STORED ROWS:
%%

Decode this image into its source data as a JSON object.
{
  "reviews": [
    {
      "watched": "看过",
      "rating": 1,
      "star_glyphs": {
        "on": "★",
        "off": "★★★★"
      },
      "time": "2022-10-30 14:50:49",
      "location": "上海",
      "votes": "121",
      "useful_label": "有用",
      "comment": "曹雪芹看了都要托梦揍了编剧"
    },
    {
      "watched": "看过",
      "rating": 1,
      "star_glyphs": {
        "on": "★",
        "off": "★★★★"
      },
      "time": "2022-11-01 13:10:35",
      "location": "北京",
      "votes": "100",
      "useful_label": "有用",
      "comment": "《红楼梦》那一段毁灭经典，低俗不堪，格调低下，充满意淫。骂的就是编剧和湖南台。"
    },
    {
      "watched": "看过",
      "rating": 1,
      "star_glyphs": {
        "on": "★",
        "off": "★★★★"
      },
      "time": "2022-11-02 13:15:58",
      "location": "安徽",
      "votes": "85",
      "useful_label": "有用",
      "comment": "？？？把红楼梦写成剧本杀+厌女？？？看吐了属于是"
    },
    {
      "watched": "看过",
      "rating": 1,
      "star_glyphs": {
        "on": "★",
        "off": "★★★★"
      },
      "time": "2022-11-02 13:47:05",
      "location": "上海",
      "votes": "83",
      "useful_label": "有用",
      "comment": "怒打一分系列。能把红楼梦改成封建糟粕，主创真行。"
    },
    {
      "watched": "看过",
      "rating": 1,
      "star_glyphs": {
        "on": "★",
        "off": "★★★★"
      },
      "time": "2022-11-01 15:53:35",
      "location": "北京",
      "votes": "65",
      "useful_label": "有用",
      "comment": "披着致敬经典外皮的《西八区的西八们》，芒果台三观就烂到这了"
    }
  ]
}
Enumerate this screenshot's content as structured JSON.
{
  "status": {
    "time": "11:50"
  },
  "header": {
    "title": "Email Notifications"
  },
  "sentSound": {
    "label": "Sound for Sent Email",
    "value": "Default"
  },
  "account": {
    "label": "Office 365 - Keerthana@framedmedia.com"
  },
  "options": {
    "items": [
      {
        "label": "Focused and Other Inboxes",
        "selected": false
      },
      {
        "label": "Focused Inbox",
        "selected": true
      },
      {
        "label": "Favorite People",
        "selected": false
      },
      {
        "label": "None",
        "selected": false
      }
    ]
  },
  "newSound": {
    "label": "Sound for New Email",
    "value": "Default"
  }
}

%%

TASK OBJECTIVE:
Print all of the entries again, exactly as written.

ANSWER BELOW:
Decode this image into its source data as a JSON object.
{
  "reviews": [
    {
      "watched": "看过",
      "rating": 1,
      "star_glyphs": {
        "on": "★",
        "off": "★★★★"
      },
      "time": "2022-10-30 14:50:49",
      "location": "上海",
      "votes": "121",
      "useful_label": "有用",
      "comment": "曹雪芹看了都要托梦揍了编剧"
    },
    {
      "watched": "看过",
      "rating": 1,
      "star_glyphs": {
        "on": "★",
        "off": "★★★★"
      },
      "time": "2022-11-01 13:10:35",
      "location": "北京",
      "votes": "100",
      "useful_label": "有用",
      "comment": "《红楼梦》那一段毁灭经典，低俗不堪，格调低下，充满意淫。骂的就是编剧和湖南台。"
    },
    {
      "watched": "看过",
      "rating": 1,
      "star_glyphs": {
        "on": "★",
        "off": "★★★★"
      },
      "time": "2022-11-02 13:15:58",
      "location": "安徽",
      "votes": "85",
      "useful_label": "有用",
      "comment": "？？？把红楼梦写成剧本杀+厌女？？？看吐了属于是"
    },
    {
      "watched": "看过",
      "rating": 1,
      "star_glyphs": {
        "on": "★",
        "off": "★★★★"
      },
      "time": "2022-11-02 13:47:05",
      "location": "上海",
      "votes": "83",
      "useful_label": "有用",
      "comment": "怒打一分系列。能把红楼梦改成封建糟粕，主创真行。"
    },
    {
      "watched": "看过",
      "rating": 1,
      "star_glyphs": {
        "on": "★",
        "off": "★★★★"
      },
      "time": "2022-11-01 15:53:35",
      "location": "北京",
      "votes": "65",
      "useful_label": "有用",
      "comment": "披着致敬经典外皮的《西八区的西八们》，芒果台三观就烂到这了"
    }
  ]
}
Enumerate this screenshot's content as structured JSON.
{
  "status": {
    "time": "11:50"
  },
  "header": {
    "title": "Email Notifications"
  },
  "sentSound": {
    "label": "Sound for Sent Email",
    "value": "Default"
  },
  "account": {
    "label": "Office 365 - Keerthana@framedmedia.com"
  },
  "options": {
    "items": [
      {
        "label": "Focused and Other Inboxes",
        "selected": false
      },
      {
        "label": "Focused Inbox",
        "selected": true
      },
      {
        "label": "Favorite People",
        "selected": false
      },
      {
        "label": "None",
        "selected": false
      }
    ]
  },
  "newSound": {
    "label": "Sound for New Email",
    "value": "Default"
  }
}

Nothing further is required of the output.